### What is being asked
From the listing below, copy every line with the word "caso".

# # # #

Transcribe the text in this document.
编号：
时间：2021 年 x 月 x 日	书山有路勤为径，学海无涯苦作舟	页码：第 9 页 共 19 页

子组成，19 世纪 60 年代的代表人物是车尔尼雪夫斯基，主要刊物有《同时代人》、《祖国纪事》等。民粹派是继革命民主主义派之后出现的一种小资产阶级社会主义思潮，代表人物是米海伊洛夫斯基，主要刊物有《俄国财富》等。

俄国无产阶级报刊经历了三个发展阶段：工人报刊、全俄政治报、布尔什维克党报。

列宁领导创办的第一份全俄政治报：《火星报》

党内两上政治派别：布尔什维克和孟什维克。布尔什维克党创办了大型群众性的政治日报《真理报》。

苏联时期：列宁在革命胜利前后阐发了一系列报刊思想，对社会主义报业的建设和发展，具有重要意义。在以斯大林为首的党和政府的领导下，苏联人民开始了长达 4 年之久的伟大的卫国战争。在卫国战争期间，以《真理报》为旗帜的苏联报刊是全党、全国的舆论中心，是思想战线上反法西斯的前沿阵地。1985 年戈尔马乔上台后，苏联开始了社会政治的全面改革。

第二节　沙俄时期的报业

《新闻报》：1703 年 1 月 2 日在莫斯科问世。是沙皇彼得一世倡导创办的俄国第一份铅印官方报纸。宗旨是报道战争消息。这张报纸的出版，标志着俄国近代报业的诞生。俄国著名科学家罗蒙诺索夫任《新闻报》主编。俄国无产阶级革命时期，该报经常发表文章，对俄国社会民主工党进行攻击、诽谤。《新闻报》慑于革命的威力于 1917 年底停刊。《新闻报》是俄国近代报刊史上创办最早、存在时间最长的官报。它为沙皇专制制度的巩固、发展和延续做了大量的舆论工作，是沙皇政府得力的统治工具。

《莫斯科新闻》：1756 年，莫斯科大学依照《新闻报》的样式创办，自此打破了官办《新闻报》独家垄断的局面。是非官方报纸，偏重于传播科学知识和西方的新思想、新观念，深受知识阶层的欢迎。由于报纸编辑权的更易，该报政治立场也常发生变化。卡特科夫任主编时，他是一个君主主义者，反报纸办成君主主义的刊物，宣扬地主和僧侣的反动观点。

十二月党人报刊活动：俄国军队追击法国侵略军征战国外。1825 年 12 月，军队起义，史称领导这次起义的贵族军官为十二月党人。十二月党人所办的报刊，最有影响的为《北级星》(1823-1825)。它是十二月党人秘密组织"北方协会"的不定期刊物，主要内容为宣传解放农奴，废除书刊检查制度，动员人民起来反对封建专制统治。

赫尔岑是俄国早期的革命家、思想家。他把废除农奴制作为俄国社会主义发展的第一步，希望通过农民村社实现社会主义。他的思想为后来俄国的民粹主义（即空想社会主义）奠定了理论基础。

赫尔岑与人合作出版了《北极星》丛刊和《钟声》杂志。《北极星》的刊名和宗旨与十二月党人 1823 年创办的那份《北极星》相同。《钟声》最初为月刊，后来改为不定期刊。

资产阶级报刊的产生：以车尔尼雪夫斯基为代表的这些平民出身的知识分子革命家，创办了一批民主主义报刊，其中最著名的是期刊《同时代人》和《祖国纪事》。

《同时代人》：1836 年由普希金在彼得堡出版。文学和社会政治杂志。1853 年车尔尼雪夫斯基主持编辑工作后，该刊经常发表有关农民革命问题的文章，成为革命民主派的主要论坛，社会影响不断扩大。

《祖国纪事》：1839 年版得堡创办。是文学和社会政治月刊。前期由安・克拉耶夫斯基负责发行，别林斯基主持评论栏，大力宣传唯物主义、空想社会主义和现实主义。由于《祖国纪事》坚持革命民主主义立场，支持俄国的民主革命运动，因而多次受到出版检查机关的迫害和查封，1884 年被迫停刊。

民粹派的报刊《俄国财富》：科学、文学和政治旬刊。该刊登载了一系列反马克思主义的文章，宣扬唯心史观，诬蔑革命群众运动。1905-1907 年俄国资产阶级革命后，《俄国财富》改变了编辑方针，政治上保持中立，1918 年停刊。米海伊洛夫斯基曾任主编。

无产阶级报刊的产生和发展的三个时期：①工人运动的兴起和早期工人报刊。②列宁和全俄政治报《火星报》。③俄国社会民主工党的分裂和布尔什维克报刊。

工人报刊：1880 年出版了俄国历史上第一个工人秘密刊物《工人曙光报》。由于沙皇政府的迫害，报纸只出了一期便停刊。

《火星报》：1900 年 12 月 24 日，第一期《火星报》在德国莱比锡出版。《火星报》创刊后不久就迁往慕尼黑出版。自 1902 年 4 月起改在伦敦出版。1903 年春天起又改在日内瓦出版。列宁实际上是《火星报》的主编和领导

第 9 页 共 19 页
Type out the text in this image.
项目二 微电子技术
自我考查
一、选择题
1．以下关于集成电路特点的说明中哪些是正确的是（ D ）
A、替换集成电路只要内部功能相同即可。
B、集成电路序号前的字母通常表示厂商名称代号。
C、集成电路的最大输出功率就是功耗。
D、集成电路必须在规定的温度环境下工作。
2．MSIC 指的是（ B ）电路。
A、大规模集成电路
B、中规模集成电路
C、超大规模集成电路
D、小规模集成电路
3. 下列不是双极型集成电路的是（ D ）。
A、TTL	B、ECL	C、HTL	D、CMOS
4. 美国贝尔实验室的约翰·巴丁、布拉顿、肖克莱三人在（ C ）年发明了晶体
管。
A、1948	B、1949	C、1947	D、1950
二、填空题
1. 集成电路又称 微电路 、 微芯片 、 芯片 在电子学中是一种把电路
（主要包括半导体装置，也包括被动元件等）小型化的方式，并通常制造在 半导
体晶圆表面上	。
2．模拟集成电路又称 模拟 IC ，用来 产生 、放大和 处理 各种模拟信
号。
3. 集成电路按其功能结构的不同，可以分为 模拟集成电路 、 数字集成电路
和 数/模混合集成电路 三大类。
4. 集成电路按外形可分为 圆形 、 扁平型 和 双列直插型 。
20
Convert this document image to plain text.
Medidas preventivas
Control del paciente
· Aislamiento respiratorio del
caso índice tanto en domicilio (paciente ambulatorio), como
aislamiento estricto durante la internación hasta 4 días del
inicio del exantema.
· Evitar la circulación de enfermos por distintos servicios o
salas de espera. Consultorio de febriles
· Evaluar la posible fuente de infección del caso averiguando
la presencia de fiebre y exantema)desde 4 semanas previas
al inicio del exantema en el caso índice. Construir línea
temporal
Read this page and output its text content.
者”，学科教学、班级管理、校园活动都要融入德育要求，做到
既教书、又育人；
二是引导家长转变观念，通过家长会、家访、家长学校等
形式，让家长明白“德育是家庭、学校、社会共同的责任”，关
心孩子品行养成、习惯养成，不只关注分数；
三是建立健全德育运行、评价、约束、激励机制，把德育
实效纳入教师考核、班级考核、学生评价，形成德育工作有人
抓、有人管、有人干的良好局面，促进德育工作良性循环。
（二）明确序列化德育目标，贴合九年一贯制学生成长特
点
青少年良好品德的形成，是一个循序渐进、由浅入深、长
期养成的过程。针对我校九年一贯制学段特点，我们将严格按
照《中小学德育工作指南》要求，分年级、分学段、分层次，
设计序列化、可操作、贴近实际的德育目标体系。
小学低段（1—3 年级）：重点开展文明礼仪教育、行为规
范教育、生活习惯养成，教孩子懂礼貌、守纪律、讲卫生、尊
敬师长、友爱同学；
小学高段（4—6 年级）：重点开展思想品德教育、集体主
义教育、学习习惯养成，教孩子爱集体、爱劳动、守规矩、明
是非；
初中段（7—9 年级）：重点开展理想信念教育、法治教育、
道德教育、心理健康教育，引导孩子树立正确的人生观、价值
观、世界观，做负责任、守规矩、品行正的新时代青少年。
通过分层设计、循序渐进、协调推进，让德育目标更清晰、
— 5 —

# # # #

### Completed task
caso índice tanto en domicilio (paciente ambulatorio), como
· Evaluar la posible fuente de infección del caso averiguando
al inicio del exantema en el caso índice. Construir línea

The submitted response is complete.